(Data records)
## START

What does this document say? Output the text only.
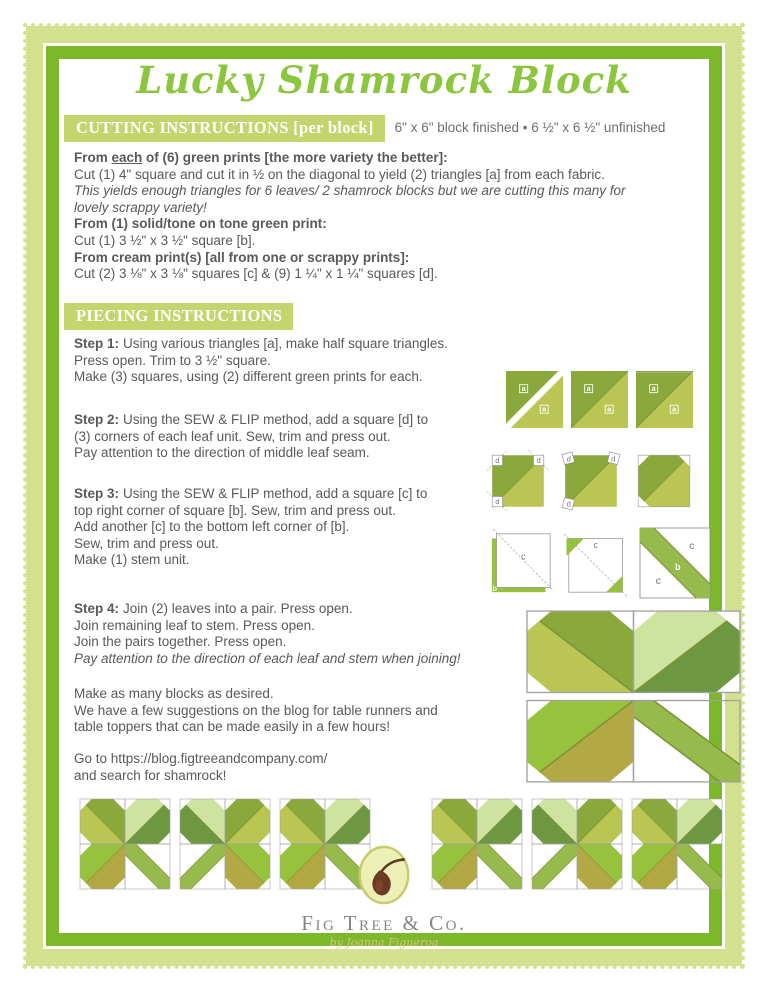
Lucky Shamrock Block
CUTTING INSTRUCTIONS [per block]	6" x 6" block finished • 6 ½" x 6 ½" unfinished
From each of (6) green prints [the more variety the better]:
Cut (1) 4" square and cut it in ½ on the diagonal to yield (2) triangles [a] from each fabric.
This yields enough triangles for 6 leaves/ 2 shamrock blocks but we are cutting this many for
lovely scrappy variety!
From (1) solid/tone on tone green print:
Cut (1) 3 ½" x 3 ½" square [b].
From cream print(s) [all from one or scrappy prints]:
Cut (2) 3 ⅛" x 3 ⅛" squares [c] & (9) 1 ¼" x 1 ¼" squares [d].
PIECING INSTRUCTIONS
Step 1: Using various triangles [a], make half square triangles.
Press open. Trim to 3 ½" square.
Make (3) squares, using (2) different green prints for each.
Step 2: Using the SEW & FLIP method, add a square [d] to
(3) corners of each leaf unit. Sew, trim and press out.
Pay attention to the direction of middle leaf seam.
Step 3: Using the SEW & FLIP method, add a square [c] to
top right corner of square [b]. Sew, trim and press out.
Add another [c] to the bottom left corner of [b].
Sew, trim and press out.
Make (1) stem unit.
Step 4: Join (2) leaves into a pair. Press open.
Join remaining leaf to stem. Press open.
Join the pairs together. Press open.
Pay attention to the direction of each leaf and stem when joining!
Make as many blocks as desired.
We have a few suggestions on the blog for table runners and
table toppers that can be made easily in a few hours!
Go to https://blog.figtreeandcompany.com/
and search for shamrock!
a
a
a
a
a
a
d d
d
d	d
d
c
b
c	c
c
b
Fig Tree & Co.
by Joanna Figueroa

## END

Given exercise ->
Extract every line of the data exactly; pictures stay out.

Written response ->
What does this document say? Output the text only.
Lucky Shamrock Block
CUTTING INSTRUCTIONS [per block]	6" x 6" block finished • 6 ½" x 6 ½" unfinished
From each of (6) green prints [the more variety the better]:
Cut (1) 4" square and cut it in ½ on the diagonal to yield (2) triangles [a] from each fabric.
This yields enough triangles for 6 leaves/ 2 shamrock blocks but we are cutting this many for
lovely scrappy variety!
From (1) solid/tone on tone green print:
Cut (1) 3 ½" x 3 ½" square [b].
From cream print(s) [all from one or scrappy prints]:
Cut (2) 3 ⅛" x 3 ⅛" squares [c] & (9) 1 ¼" x 1 ¼" squares [d].
PIECING INSTRUCTIONS
Step 1: Using various triangles [a], make half square triangles.
Press open. Trim to 3 ½" square.
Make (3) squares, using (2) different green prints for each.
Step 2: Using the SEW & FLIP method, add a square [d] to
(3) corners of each leaf unit. Sew, trim and press out.
Pay attention to the direction of middle leaf seam.
Step 3: Using the SEW & FLIP method, add a square [c] to
top right corner of square [b]. Sew, trim and press out.
Add another [c] to the bottom left corner of [b].
Sew, trim and press out.
Make (1) stem unit.
Step 4: Join (2) leaves into a pair. Press open.
Join remaining leaf to stem. Press open.
Join the pairs together. Press open.
Pay attention to the direction of each leaf and stem when joining!
Make as many blocks as desired.
We have a few suggestions on the blog for table runners and
table toppers that can be made easily in a few hours!
Go to https://blog.figtreeandcompany.com/
and search for shamrock!
a
a
a
a
a
a
d d
d
d	d
d
c
b
c	c
c
b
Fig Tree & Co.
by Joanna Figueroa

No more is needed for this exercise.